What you need to do> Please quote every line word for word.

(Excerpt from a dataset)
* * * *

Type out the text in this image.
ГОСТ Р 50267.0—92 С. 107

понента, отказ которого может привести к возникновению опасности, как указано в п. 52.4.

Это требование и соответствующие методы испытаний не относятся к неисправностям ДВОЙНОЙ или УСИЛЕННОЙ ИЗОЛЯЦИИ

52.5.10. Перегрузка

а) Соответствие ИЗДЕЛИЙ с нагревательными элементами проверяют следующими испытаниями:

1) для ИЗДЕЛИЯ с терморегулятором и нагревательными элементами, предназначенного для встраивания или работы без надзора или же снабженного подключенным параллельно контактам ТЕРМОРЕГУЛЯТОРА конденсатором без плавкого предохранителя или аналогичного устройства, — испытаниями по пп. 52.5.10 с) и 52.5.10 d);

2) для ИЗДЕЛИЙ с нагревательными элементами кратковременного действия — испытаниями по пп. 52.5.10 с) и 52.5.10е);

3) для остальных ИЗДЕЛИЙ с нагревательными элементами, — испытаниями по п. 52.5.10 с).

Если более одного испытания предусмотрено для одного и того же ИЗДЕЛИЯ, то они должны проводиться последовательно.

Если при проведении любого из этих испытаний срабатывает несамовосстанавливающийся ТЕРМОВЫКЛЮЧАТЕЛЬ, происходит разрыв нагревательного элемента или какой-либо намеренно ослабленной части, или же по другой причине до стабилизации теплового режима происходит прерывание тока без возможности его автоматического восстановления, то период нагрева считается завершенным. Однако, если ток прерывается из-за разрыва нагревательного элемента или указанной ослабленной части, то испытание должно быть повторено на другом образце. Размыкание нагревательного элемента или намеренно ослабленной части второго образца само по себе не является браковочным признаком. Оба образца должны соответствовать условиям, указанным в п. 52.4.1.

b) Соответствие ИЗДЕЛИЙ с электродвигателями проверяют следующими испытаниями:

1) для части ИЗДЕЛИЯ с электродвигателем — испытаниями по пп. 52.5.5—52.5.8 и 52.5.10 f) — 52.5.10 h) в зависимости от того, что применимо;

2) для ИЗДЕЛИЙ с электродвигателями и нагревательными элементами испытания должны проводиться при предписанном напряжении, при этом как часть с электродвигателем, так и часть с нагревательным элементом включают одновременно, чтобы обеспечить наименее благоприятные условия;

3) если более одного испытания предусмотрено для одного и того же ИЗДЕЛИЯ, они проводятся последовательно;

* * * *

Result>
Type out the text in this image.
ГОСТ Р 50267.0—92 С. 107

понента, отказ которого может привести к возникновению опасности, как указано в п. 52.4.

Это требование и соответствующие методы испытаний не относятся к неисправностям ДВОЙНОЙ или УСИЛЕННОЙ ИЗОЛЯЦИИ

52.5.10. Перегрузка

а) Соответствие ИЗДЕЛИЙ с нагревательными элементами проверяют следующими испытаниями:

1) для ИЗДЕЛИЯ с терморегулятором и нагревательными элементами, предназначенного для встраивания или работы без надзора или же снабженного подключенным параллельно контактам ТЕРМОРЕГУЛЯТОРА конденсатором без плавкого предохранителя или аналогичного устройства, — испытаниями по пп. 52.5.10 с) и 52.5.10 d);

2) для ИЗДЕЛИЙ с нагревательными элементами кратковременного действия — испытаниями по пп. 52.5.10 с) и 52.5.10е);

3) для остальных ИЗДЕЛИЙ с нагревательными элементами, — испытаниями по п. 52.5.10 с).

Если более одного испытания предусмотрено для одного и того же ИЗДЕЛИЯ, то они должны проводиться последовательно.

Если при проведении любого из этих испытаний срабатывает несамовосстанавливающийся ТЕРМОВЫКЛЮЧАТЕЛЬ, происходит разрыв нагревательного элемента или какой-либо намеренно ослабленной части, или же по другой причине до стабилизации теплового режима происходит прерывание тока без возможности его автоматического восстановления, то период нагрева считается завершенным. Однако, если ток прерывается из-за разрыва нагревательного элемента или указанной ослабленной части, то испытание должно быть повторено на другом образце. Размыкание нагревательного элемента или намеренно ослабленной части второго образца само по себе не является браковочным признаком. Оба образца должны соответствовать условиям, указанным в п. 52.4.1.

b) Соответствие ИЗДЕЛИЙ с электродвигателями проверяют следующими испытаниями:

1) для части ИЗДЕЛИЯ с электродвигателем — испытаниями по пп. 52.5.5—52.5.8 и 52.5.10 f) — 52.5.10 h) в зависимости от того, что применимо;

2) для ИЗДЕЛИЙ с электродвигателями и нагревательными элементами испытания должны проводиться при предписанном напряжении, при этом как часть с электродвигателем, так и часть с нагревательным элементом включают одновременно, чтобы обеспечить наименее благоприятные условия;

3) если более одного испытания предусмотрено для одного и того же ИЗДЕЛИЯ, они проводятся последовательно;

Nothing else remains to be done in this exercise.